(Data records)
_ _ _ _ _ _ _

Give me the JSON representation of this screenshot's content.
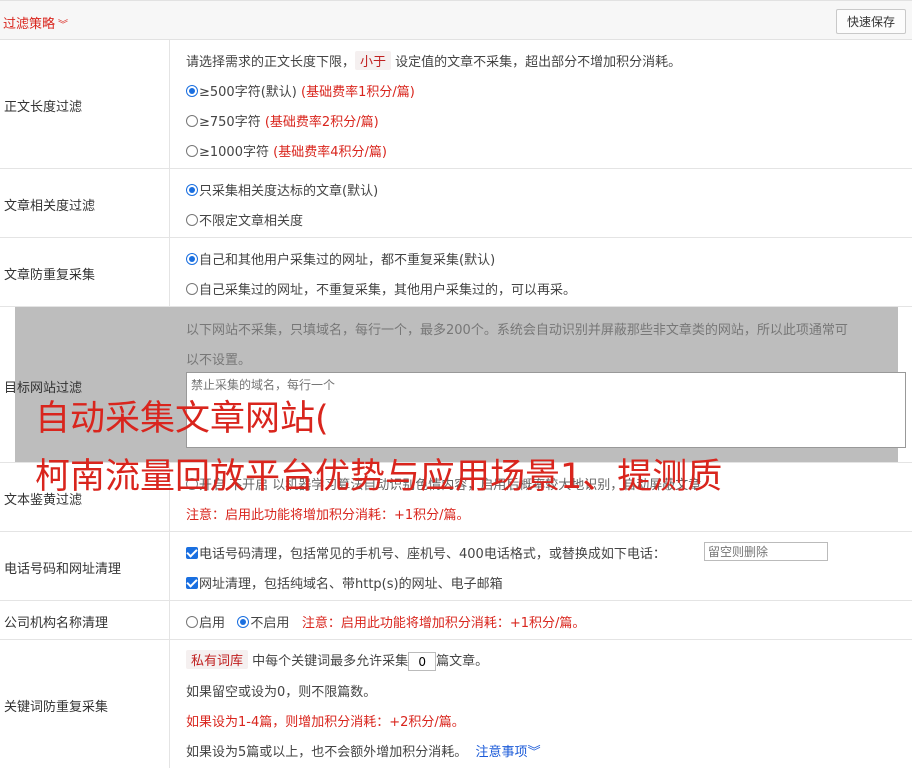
{
  "header": {
    "title": "过滤策略",
    "save_label": "快速保存"
  },
  "length_filter": {
    "label": "正文长度过滤",
    "desc_before": "请选择需求的正文长度下限，",
    "desc_tag": "小于",
    "desc_after": "设定值的文章不采集，超出部分不增加积分消耗。",
    "options": [
      {
        "text": "≥500字符(默认)",
        "note": "(基础费率1积分/篇)",
        "checked": true
      },
      {
        "text": "≥750字符",
        "note": "(基础费率2积分/篇)",
        "checked": false
      },
      {
        "text": "≥1000字符",
        "note": "(基础费率4积分/篇)",
        "checked": false
      }
    ]
  },
  "relevance": {
    "label": "文章相关度过滤",
    "options": [
      "只采集相关度达标的文章(默认)",
      "不限定文章相关度"
    ]
  },
  "dedup": {
    "label": "文章防重复采集",
    "options": [
      "自己和其他用户采集过的网址，都不重复采集(默认)",
      "自己采集过的网址，不重复采集，其他用户采集过的，可以再采。"
    ]
  },
  "target_site": {
    "label": "目标网站过滤",
    "desc_line1": "以下网站不采集，只填域名，每行一个，最多200个。系统会自动识别并屏蔽那些非文章类的网站，所以此项通常可",
    "desc_line2": "以不设置。",
    "placeholder": "禁止采集的域名，每行一个"
  },
  "porn_filter": {
    "label": "文本鉴黄过滤",
    "line": "开启    不开启    以机器学习算法自动识别色情内容，启用后概率较大地识别，自动屏蔽文章",
    "notice": "注意：启用此功能将增加积分消耗：+1积分/篇。"
  },
  "phone_clean": {
    "label": "电话号码和网址清理",
    "phone_text": "电话号码清理，包括常见的手机号、座机号、400电话格式，或替换成如下电话：",
    "phone_placeholder": "留空则删除",
    "url_text": "网址清理，包括纯域名、带http(s)的网址、电子邮箱"
  },
  "org_clean": {
    "label": "公司机构名称清理",
    "on": "启用",
    "off": "不启用",
    "notice": "注意：启用此功能将增加积分消耗：+1积分/篇。"
  },
  "keyword_dedup": {
    "label": "关键词防重复采集",
    "tag": "私有词库",
    "line1_a": "中每个关键词最多允许采集",
    "count_value": "0",
    "line1_b": "篇文章。",
    "line2": "如果留空或设为0，则不限篇数。",
    "line3": "如果设为1-4篇，则增加积分消耗：+2积分/篇。",
    "line4": "如果设为5篇或以上，也不会额外增加积分消耗。",
    "link": "注意事项"
  },
  "watermark": {
    "line1": "自动采集文章网站(",
    "line2": "柯南流量回放平台优势与应用场景1、提测质"
  }
}
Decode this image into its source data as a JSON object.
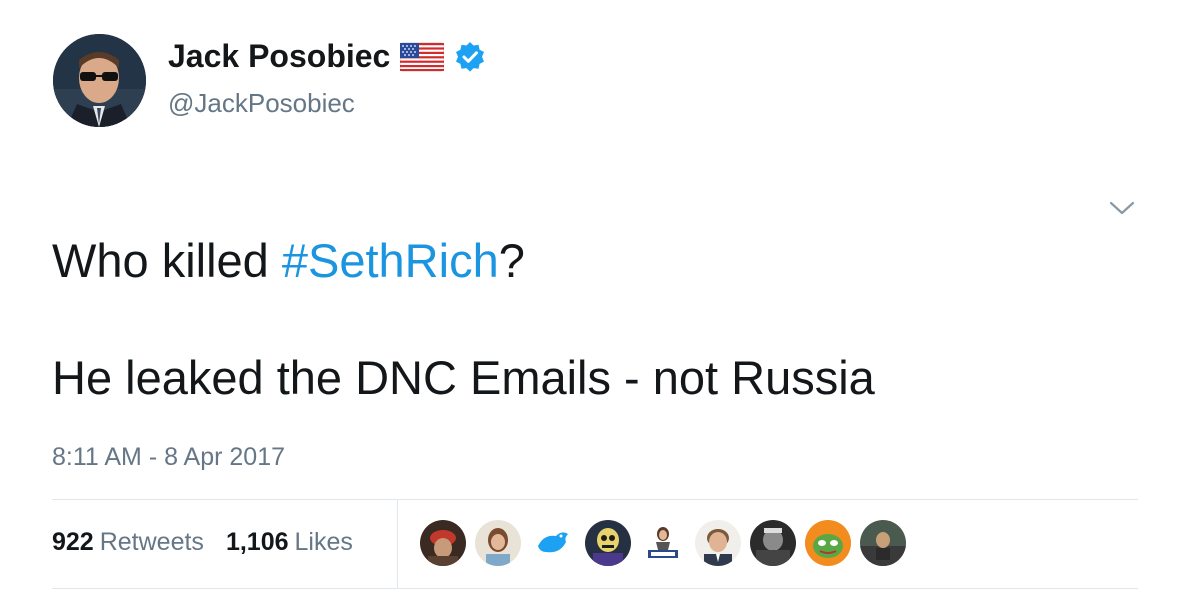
{
  "author": {
    "display_name": "Jack Posobiec",
    "handle": "@JackPosobiec",
    "avatar_icon": "profile-avatar",
    "flag_icon": "us-flag-emoji",
    "verified_icon": "verified-badge-icon"
  },
  "tweet": {
    "text_line1_prefix": "Who killed ",
    "hashtag": "#SethRich",
    "text_line1_suffix": "?",
    "text_line2": "He leaked the DNC Emails - not Russia",
    "timestamp": "8:11 AM - 8 Apr 2017"
  },
  "stats": {
    "retweets_count": "922",
    "retweets_label": "Retweets",
    "likes_count": "1,106",
    "likes_label": "Likes"
  },
  "likers": [
    "liker-avatar",
    "liker-avatar",
    "liker-avatar",
    "liker-avatar",
    "liker-avatar",
    "liker-avatar",
    "liker-avatar",
    "liker-avatar",
    "liker-avatar"
  ],
  "colors": {
    "link": "#1b95e0",
    "secondary_text": "#657786",
    "primary_text": "#14171a",
    "divider": "#e1e8ed",
    "verified": "#1da1f2"
  }
}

_ _ _ _ _ _ _

● **Task to carry out**
Write out again the lines from the one with "Decode this image" through the end of the records exactly, without any of the pictures.

● **Complete response**
Decode this image into its source data as a JSON object.
{
  "author": {
    "display_name": "Jack Posobiec",
    "handle": "@JackPosobiec",
    "avatar_icon": "profile-avatar",
    "flag_icon": "us-flag-emoji",
    "verified_icon": "verified-badge-icon"
  },
  "tweet": {
    "text_line1_prefix": "Who killed ",
    "hashtag": "#SethRich",
    "text_line1_suffix": "?",
    "text_line2": "He leaked the DNC Emails - not Russia",
    "timestamp": "8:11 AM - 8 Apr 2017"
  },
  "stats": {
    "retweets_count": "922",
    "retweets_label": "Retweets",
    "likes_count": "1,106",
    "likes_label": "Likes"
  },
  "likers": [
    "liker-avatar",
    "liker-avatar",
    "liker-avatar",
    "liker-avatar",
    "liker-avatar",
    "liker-avatar",
    "liker-avatar",
    "liker-avatar",
    "liker-avatar"
  ],
  "colors": {
    "link": "#1b95e0",
    "secondary_text": "#657786",
    "primary_text": "#14171a",
    "divider": "#e1e8ed",
    "verified": "#1da1f2"
  }
}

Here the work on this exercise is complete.